** Start of GIVEN RECORDS **

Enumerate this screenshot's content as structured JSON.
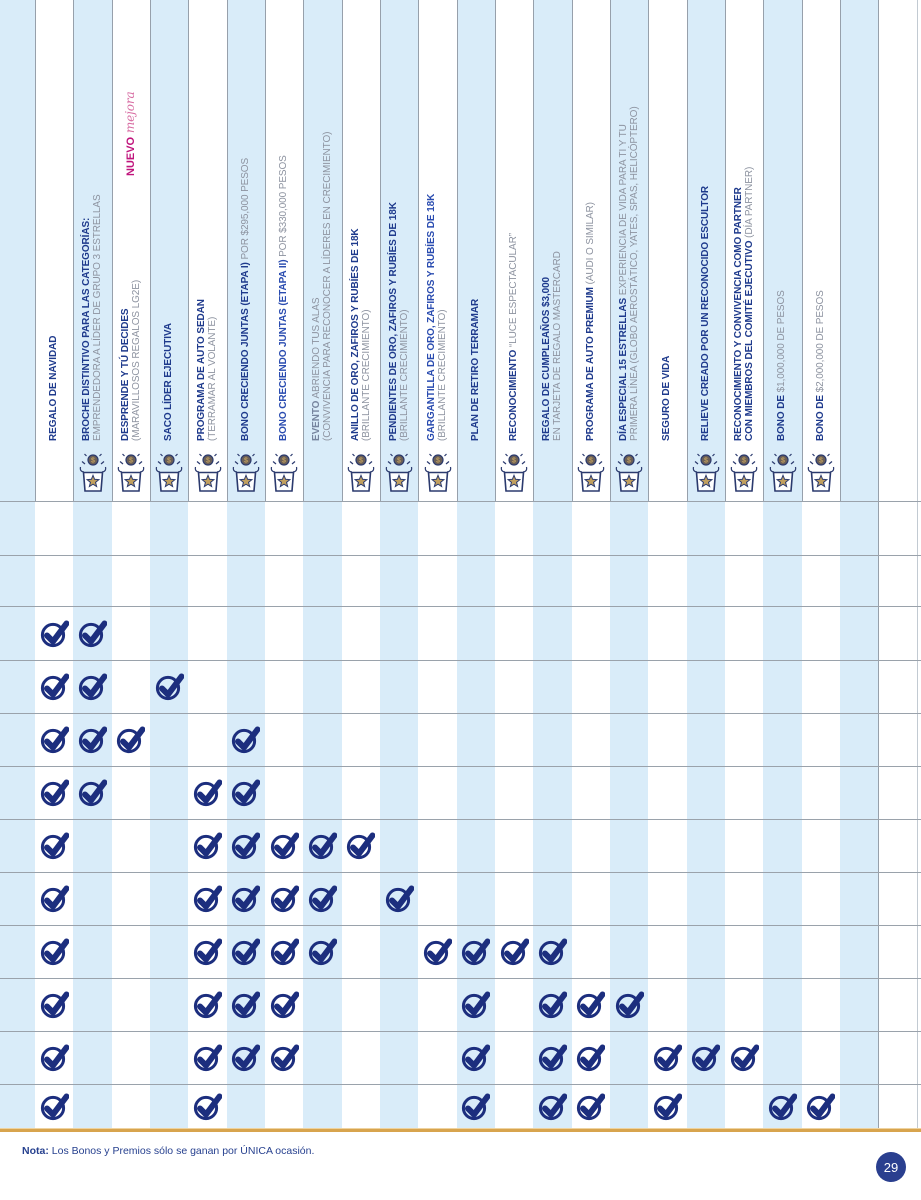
{
  "page": {
    "note_bold": "Nota:",
    "note_text": " Los Bonos y Premios sólo se ganan por ÚNICA ocasión.",
    "page_number": "29"
  },
  "colors": {
    "title_navy": "#1e3a8c",
    "title_bright_blue": "#2a4cb0",
    "subtitle_gray": "#8d93a0",
    "muted_blue": "#76849e",
    "check_navy": "#1c2e7e",
    "stripe_blue": "#d9ecf9",
    "row_border_gray": "#9aa2ab",
    "gold_rule": "#d8a44e",
    "nuevo_pink": "#c0147c",
    "mejora_pink": "#d86fa4",
    "badge_navy": "#2a3f8f",
    "icon_outline_navy": "#2b3a6e",
    "icon_star_gold": "#c2a05e",
    "icon_coin_brown": "#6a5f57"
  },
  "new_badge": {
    "bold": "NUEVO",
    "italic": " mejora",
    "column": 3
  },
  "icon_name": "gift-prize-icon",
  "check_name": "check-icon",
  "columns": [
    {
      "n": 1,
      "icon": false,
      "lines": [
        [
          {
            "b": "REGALO DE NAVIDAD"
          }
        ]
      ]
    },
    {
      "n": 2,
      "icon": true,
      "lines": [
        [
          {
            "b": "BROCHE DISTINTIVO PARA LAS CATEGORÍAS:"
          }
        ],
        [
          {
            "r": "EMPRENDEDORA A LÍDER DE GRUPO 3 ESTRELLAS"
          }
        ]
      ]
    },
    {
      "n": 3,
      "icon": true,
      "nuevo": true,
      "lines": [
        [
          {
            "b": "DESPRENDE Y TÚ DECIDES"
          }
        ],
        [
          {
            "r": "(MARAVILLOSOS REGALOS LG2E)"
          }
        ]
      ]
    },
    {
      "n": 4,
      "icon": true,
      "lines": [
        [
          {
            "b": "SACO LÍDER EJECUTIVA"
          }
        ]
      ]
    },
    {
      "n": 5,
      "icon": true,
      "lines": [
        [
          {
            "b": "PROGRAMA DE AUTO SEDAN"
          }
        ],
        [
          {
            "r": "(TERRAMAR AL VOLANTE)"
          }
        ]
      ]
    },
    {
      "n": 6,
      "icon": true,
      "lines": [
        [
          {
            "b": "BONO CRECIENDO JUNTAS (ETAPA I)"
          },
          {
            "r": " POR $295,000 PESOS"
          }
        ]
      ]
    },
    {
      "n": 7,
      "icon": true,
      "bright": true,
      "lines": [
        [
          {
            "b": "BONO CRECIENDO JUNTAS (ETAPA II)"
          },
          {
            "r": " POR $330,000 PESOS"
          }
        ]
      ]
    },
    {
      "n": 8,
      "icon": false,
      "muted": true,
      "lines": [
        [
          {
            "b": "EVENTO"
          },
          {
            "r": " ABRIENDO TUS ALAS"
          }
        ],
        [
          {
            "r": "(CONVIVENCIA PARA RECONOCER A LÍDERES EN CRECIMIENTO)"
          }
        ]
      ]
    },
    {
      "n": 9,
      "icon": true,
      "lines": [
        [
          {
            "b": "ANILLO DE ORO, ZAFIROS Y RUBÍES DE 18K"
          }
        ],
        [
          {
            "r": "(BRILLANTE CRECIMIENTO)"
          }
        ]
      ]
    },
    {
      "n": 10,
      "icon": true,
      "lines": [
        [
          {
            "b": "PENDIENTES DE ORO, ZAFIROS Y RUBÍES DE 18K"
          }
        ],
        [
          {
            "r": "(BRILLANTE CRECIMIENTO)"
          }
        ]
      ]
    },
    {
      "n": 11,
      "icon": true,
      "bright": true,
      "lines": [
        [
          {
            "b": "GARGANTILLA DE ORO, ZAFIROS Y RUBÍES DE 18K"
          }
        ],
        [
          {
            "r": "(BRILLANTE CRECIMIENTO)"
          }
        ]
      ]
    },
    {
      "n": 12,
      "icon": false,
      "lines": [
        [
          {
            "b": "PLAN DE RETIRO TERRAMAR"
          }
        ]
      ]
    },
    {
      "n": 13,
      "icon": true,
      "lines": [
        [
          {
            "b": "RECONOCIMIENTO"
          },
          {
            "r": " “LUCE ESPECTACULAR”"
          }
        ]
      ]
    },
    {
      "n": 14,
      "icon": false,
      "lines": [
        [
          {
            "b": "REGALO DE CUMPLEAÑOS $3,000"
          }
        ],
        [
          {
            "r": "EN TARJETA DE REGALO MASTERCARD"
          }
        ]
      ]
    },
    {
      "n": 15,
      "icon": true,
      "lines": [
        [
          {
            "b": "PROGRAMA DE AUTO PREMIUM"
          },
          {
            "r": " (AUDI O SIMILAR)"
          }
        ]
      ]
    },
    {
      "n": 16,
      "icon": true,
      "lines": [
        [
          {
            "b": "DÍA ESPECIAL 15 ESTRELLAS"
          },
          {
            "r": " EXPERIENCIA DE VIDA PARA TI Y TU"
          }
        ],
        [
          {
            "r": "PRIMERA LÍNEA (GLOBO AEROSTÁTICO, YATES, SPAS, HELICÓPTERO)"
          }
        ]
      ]
    },
    {
      "n": 17,
      "icon": false,
      "lines": [
        [
          {
            "b": "SEGURO DE VIDA"
          }
        ]
      ]
    },
    {
      "n": 18,
      "icon": true,
      "lines": [
        [
          {
            "b": "RELIEVE CREADO POR UN RECONOCIDO ESCULTOR"
          }
        ]
      ]
    },
    {
      "n": 19,
      "icon": true,
      "lines": [
        [
          {
            "b": "RECONOCIMIENTO Y CONVIVENCIA COMO PARTNER"
          }
        ],
        [
          {
            "b": "CON MIEMBROS DEL COMITÉ EJECUTIVO"
          },
          {
            "r": " (DÍA PARTNER)"
          }
        ]
      ]
    },
    {
      "n": 20,
      "icon": true,
      "lines": [
        [
          {
            "b": "BONO DE"
          },
          {
            "r": " $1,000,000 DE PESOS"
          }
        ]
      ]
    },
    {
      "n": 21,
      "icon": true,
      "lines": [
        [
          {
            "b": "BONO DE"
          },
          {
            "r": " $2,000,000 DE PESOS"
          }
        ]
      ]
    }
  ],
  "grid": {
    "rows": [
      {
        "checks": []
      },
      {
        "checks": []
      },
      {
        "checks": [
          1,
          2
        ]
      },
      {
        "checks": [
          1,
          2,
          4
        ]
      },
      {
        "checks": [
          1,
          2,
          3,
          6
        ]
      },
      {
        "checks": [
          1,
          2,
          5,
          6
        ]
      },
      {
        "checks": [
          1,
          5,
          6,
          7,
          8,
          9
        ]
      },
      {
        "checks": [
          1,
          5,
          6,
          7,
          8,
          10
        ]
      },
      {
        "checks": [
          1,
          5,
          6,
          7,
          8,
          11,
          12,
          13,
          14
        ]
      },
      {
        "checks": [
          1,
          5,
          6,
          7,
          12,
          14,
          15,
          16
        ]
      },
      {
        "checks": [
          1,
          5,
          6,
          7,
          12,
          14,
          15,
          17,
          18,
          19
        ]
      },
      {
        "checks": [
          1,
          5,
          12,
          14,
          15,
          17,
          20,
          21
        ]
      }
    ]
  }
}
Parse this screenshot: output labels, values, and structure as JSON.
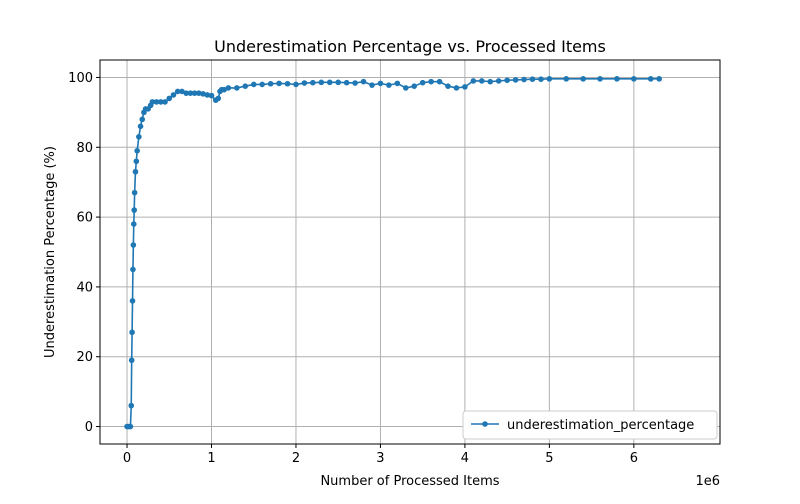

** End of GIVEN RECORDS **

● **JOB**
Print all of the records shown above exactly, leaving out each picture.

● **TASK ANSWER**
Enumerate this screenshot's content as structured JSON.
{
  "page": {
    "note_bold": "Nota:",
    "note_text": " Los Bonos y Premios sólo se ganan por ÚNICA ocasión.",
    "page_number": "29"
  },
  "colors": {
    "title_navy": "#1e3a8c",
    "title_bright_blue": "#2a4cb0",
    "subtitle_gray": "#8d93a0",
    "muted_blue": "#76849e",
    "check_navy": "#1c2e7e",
    "stripe_blue": "#d9ecf9",
    "row_border_gray": "#9aa2ab",
    "gold_rule": "#d8a44e",
    "nuevo_pink": "#c0147c",
    "mejora_pink": "#d86fa4",
    "badge_navy": "#2a3f8f",
    "icon_outline_navy": "#2b3a6e",
    "icon_star_gold": "#c2a05e",
    "icon_coin_brown": "#6a5f57"
  },
  "new_badge": {
    "bold": "NUEVO",
    "italic": " mejora",
    "column": 3
  },
  "icon_name": "gift-prize-icon",
  "check_name": "check-icon",
  "columns": [
    {
      "n": 1,
      "icon": false,
      "lines": [
        [
          {
            "b": "REGALO DE NAVIDAD"
          }
        ]
      ]
    },
    {
      "n": 2,
      "icon": true,
      "lines": [
        [
          {
            "b": "BROCHE DISTINTIVO PARA LAS CATEGORÍAS:"
          }
        ],
        [
          {
            "r": "EMPRENDEDORA A LÍDER DE GRUPO 3 ESTRELLAS"
          }
        ]
      ]
    },
    {
      "n": 3,
      "icon": true,
      "nuevo": true,
      "lines": [
        [
          {
            "b": "DESPRENDE Y TÚ DECIDES"
          }
        ],
        [
          {
            "r": "(MARAVILLOSOS REGALOS LG2E)"
          }
        ]
      ]
    },
    {
      "n": 4,
      "icon": true,
      "lines": [
        [
          {
            "b": "SACO LÍDER EJECUTIVA"
          }
        ]
      ]
    },
    {
      "n": 5,
      "icon": true,
      "lines": [
        [
          {
            "b": "PROGRAMA DE AUTO SEDAN"
          }
        ],
        [
          {
            "r": "(TERRAMAR AL VOLANTE)"
          }
        ]
      ]
    },
    {
      "n": 6,
      "icon": true,
      "lines": [
        [
          {
            "b": "BONO CRECIENDO JUNTAS (ETAPA I)"
          },
          {
            "r": " POR $295,000 PESOS"
          }
        ]
      ]
    },
    {
      "n": 7,
      "icon": true,
      "bright": true,
      "lines": [
        [
          {
            "b": "BONO CRECIENDO JUNTAS (ETAPA II)"
          },
          {
            "r": " POR $330,000 PESOS"
          }
        ]
      ]
    },
    {
      "n": 8,
      "icon": false,
      "muted": true,
      "lines": [
        [
          {
            "b": "EVENTO"
          },
          {
            "r": " ABRIENDO TUS ALAS"
          }
        ],
        [
          {
            "r": "(CONVIVENCIA PARA RECONOCER A LÍDERES EN CRECIMIENTO)"
          }
        ]
      ]
    },
    {
      "n": 9,
      "icon": true,
      "lines": [
        [
          {
            "b": "ANILLO DE ORO, ZAFIROS Y RUBÍES DE 18K"
          }
        ],
        [
          {
            "r": "(BRILLANTE CRECIMIENTO)"
          }
        ]
      ]
    },
    {
      "n": 10,
      "icon": true,
      "lines": [
        [
          {
            "b": "PENDIENTES DE ORO, ZAFIROS Y RUBÍES DE 18K"
          }
        ],
        [
          {
            "r": "(BRILLANTE CRECIMIENTO)"
          }
        ]
      ]
    },
    {
      "n": 11,
      "icon": true,
      "bright": true,
      "lines": [
        [
          {
            "b": "GARGANTILLA DE ORO, ZAFIROS Y RUBÍES DE 18K"
          }
        ],
        [
          {
            "r": "(BRILLANTE CRECIMIENTO)"
          }
        ]
      ]
    },
    {
      "n": 12,
      "icon": false,
      "lines": [
        [
          {
            "b": "PLAN DE RETIRO TERRAMAR"
          }
        ]
      ]
    },
    {
      "n": 13,
      "icon": true,
      "lines": [
        [
          {
            "b": "RECONOCIMIENTO"
          },
          {
            "r": " “LUCE ESPECTACULAR”"
          }
        ]
      ]
    },
    {
      "n": 14,
      "icon": false,
      "lines": [
        [
          {
            "b": "REGALO DE CUMPLEAÑOS $3,000"
          }
        ],
        [
          {
            "r": "EN TARJETA DE REGALO MASTERCARD"
          }
        ]
      ]
    },
    {
      "n": 15,
      "icon": true,
      "lines": [
        [
          {
            "b": "PROGRAMA DE AUTO PREMIUM"
          },
          {
            "r": " (AUDI O SIMILAR)"
          }
        ]
      ]
    },
    {
      "n": 16,
      "icon": true,
      "lines": [
        [
          {
            "b": "DÍA ESPECIAL 15 ESTRELLAS"
          },
          {
            "r": " EXPERIENCIA DE VIDA PARA TI Y TU"
          }
        ],
        [
          {
            "r": "PRIMERA LÍNEA (GLOBO AEROSTÁTICO, YATES, SPAS, HELICÓPTERO)"
          }
        ]
      ]
    },
    {
      "n": 17,
      "icon": false,
      "lines": [
        [
          {
            "b": "SEGURO DE VIDA"
          }
        ]
      ]
    },
    {
      "n": 18,
      "icon": true,
      "lines": [
        [
          {
            "b": "RELIEVE CREADO POR UN RECONOCIDO ESCULTOR"
          }
        ]
      ]
    },
    {
      "n": 19,
      "icon": true,
      "lines": [
        [
          {
            "b": "RECONOCIMIENTO Y CONVIVENCIA COMO PARTNER"
          }
        ],
        [
          {
            "b": "CON MIEMBROS DEL COMITÉ EJECUTIVO"
          },
          {
            "r": " (DÍA PARTNER)"
          }
        ]
      ]
    },
    {
      "n": 20,
      "icon": true,
      "lines": [
        [
          {
            "b": "BONO DE"
          },
          {
            "r": " $1,000,000 DE PESOS"
          }
        ]
      ]
    },
    {
      "n": 21,
      "icon": true,
      "lines": [
        [
          {
            "b": "BONO DE"
          },
          {
            "r": " $2,000,000 DE PESOS"
          }
        ]
      ]
    }
  ],
  "grid": {
    "rows": [
      {
        "checks": []
      },
      {
        "checks": []
      },
      {
        "checks": [
          1,
          2
        ]
      },
      {
        "checks": [
          1,
          2,
          4
        ]
      },
      {
        "checks": [
          1,
          2,
          3,
          6
        ]
      },
      {
        "checks": [
          1,
          2,
          5,
          6
        ]
      },
      {
        "checks": [
          1,
          5,
          6,
          7,
          8,
          9
        ]
      },
      {
        "checks": [
          1,
          5,
          6,
          7,
          8,
          10
        ]
      },
      {
        "checks": [
          1,
          5,
          6,
          7,
          8,
          11,
          12,
          13,
          14
        ]
      },
      {
        "checks": [
          1,
          5,
          6,
          7,
          12,
          14,
          15,
          16
        ]
      },
      {
        "checks": [
          1,
          5,
          6,
          7,
          12,
          14,
          15,
          17,
          18,
          19
        ]
      },
      {
        "checks": [
          1,
          5,
          12,
          14,
          15,
          17,
          20,
          21
        ]
      }
    ]
  }
}
Parse this screenshot: output labels, values, and structure as JSON.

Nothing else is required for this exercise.